- **What this task involves**
Copy out each line exactly; pictures stay out of the copy.

- **Excerpted data**
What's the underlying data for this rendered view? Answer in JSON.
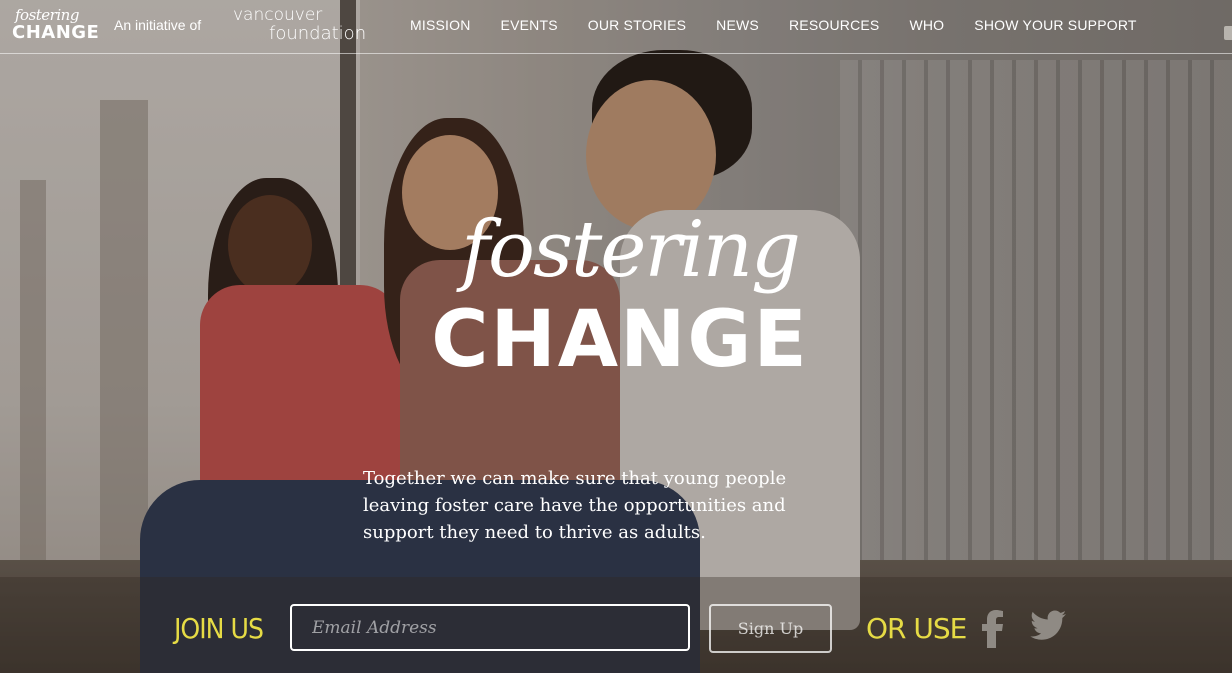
{
  "header": {
    "brand_script": "fostering",
    "brand_caps": "CHANGE",
    "initiative_text": "An initiative of",
    "partner_line1": "vancouver",
    "partner_line2": "foundation",
    "nav": [
      "MISSION",
      "EVENTS",
      "OUR STORIES",
      "NEWS",
      "RESOURCES",
      "WHO",
      "SHOW YOUR SUPPORT"
    ]
  },
  "hero": {
    "logo_script": "fostering",
    "logo_caps": "CHANGE",
    "tagline": "Together we can make sure that young people leaving foster care have the opportunities and support they need to thrive as adults."
  },
  "signup": {
    "join_label": "JOIN US",
    "email_placeholder": "Email Address",
    "button_label": "Sign Up",
    "or_use_label": "OR USE",
    "social": [
      "facebook-icon",
      "twitter-icon"
    ]
  },
  "colors": {
    "accent": "#e6db45",
    "text": "#ffffff"
  }
}
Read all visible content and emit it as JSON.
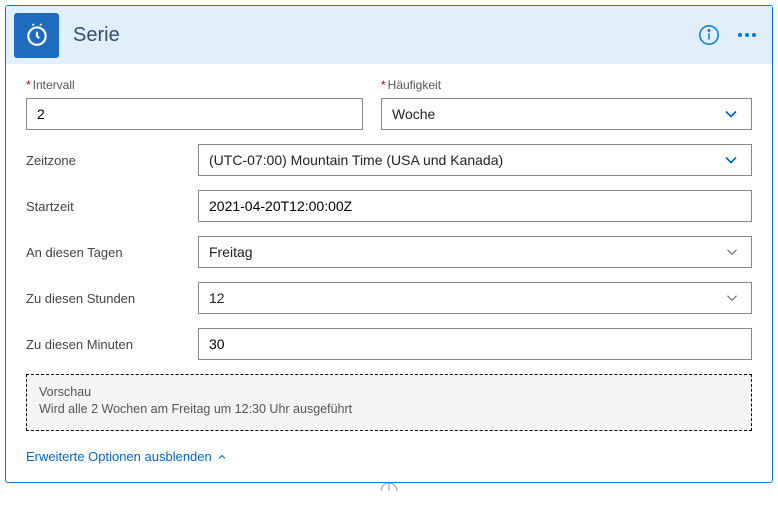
{
  "header": {
    "title": "Serie"
  },
  "fields": {
    "interval": {
      "label": "Intervall",
      "value": "2"
    },
    "frequency": {
      "label": "Häufigkeit",
      "value": "Woche"
    },
    "timezone": {
      "label": "Zeitzone",
      "value": "(UTC-07:00) Mountain Time (USA und  Kanada)"
    },
    "starttime": {
      "label": "Startzeit",
      "value": "2021-04-20T12:00:00Z"
    },
    "days": {
      "label": "An diesen Tagen",
      "value": "Freitag"
    },
    "hours": {
      "label": "Zu diesen Stunden",
      "value": "12"
    },
    "minutes": {
      "label": "Zu diesen Minuten",
      "value": "30"
    }
  },
  "preview": {
    "title": "Vorschau",
    "text": "Wird alle 2 Wochen am Freitag um 12:30 Uhr ausgeführt"
  },
  "advanced_link": "Erweiterte Optionen ausblenden"
}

- **Response to the exercise**
What's the underlying data for this rendered view? Answer in JSON.
{
  "header": {
    "brand_script": "fostering",
    "brand_caps": "CHANGE",
    "initiative_text": "An initiative of",
    "partner_line1": "vancouver",
    "partner_line2": "foundation",
    "nav": [
      "MISSION",
      "EVENTS",
      "OUR STORIES",
      "NEWS",
      "RESOURCES",
      "WHO",
      "SHOW YOUR SUPPORT"
    ]
  },
  "hero": {
    "logo_script": "fostering",
    "logo_caps": "CHANGE",
    "tagline": "Together we can make sure that young people leaving foster care have the opportunities and support they need to thrive as adults."
  },
  "signup": {
    "join_label": "JOIN US",
    "email_placeholder": "Email Address",
    "button_label": "Sign Up",
    "or_use_label": "OR USE",
    "social": [
      "facebook-icon",
      "twitter-icon"
    ]
  },
  "colors": {
    "accent": "#e6db45",
    "text": "#ffffff"
  }
}
Read all visible content and emit it as JSON.
{
  "header": {
    "title": "Serie"
  },
  "fields": {
    "interval": {
      "label": "Intervall",
      "value": "2"
    },
    "frequency": {
      "label": "Häufigkeit",
      "value": "Woche"
    },
    "timezone": {
      "label": "Zeitzone",
      "value": "(UTC-07:00) Mountain Time (USA und  Kanada)"
    },
    "starttime": {
      "label": "Startzeit",
      "value": "2021-04-20T12:00:00Z"
    },
    "days": {
      "label": "An diesen Tagen",
      "value": "Freitag"
    },
    "hours": {
      "label": "Zu diesen Stunden",
      "value": "12"
    },
    "minutes": {
      "label": "Zu diesen Minuten",
      "value": "30"
    }
  },
  "preview": {
    "title": "Vorschau",
    "text": "Wird alle 2 Wochen am Freitag um 12:30 Uhr ausgeführt"
  },
  "advanced_link": "Erweiterte Optionen ausblenden"
}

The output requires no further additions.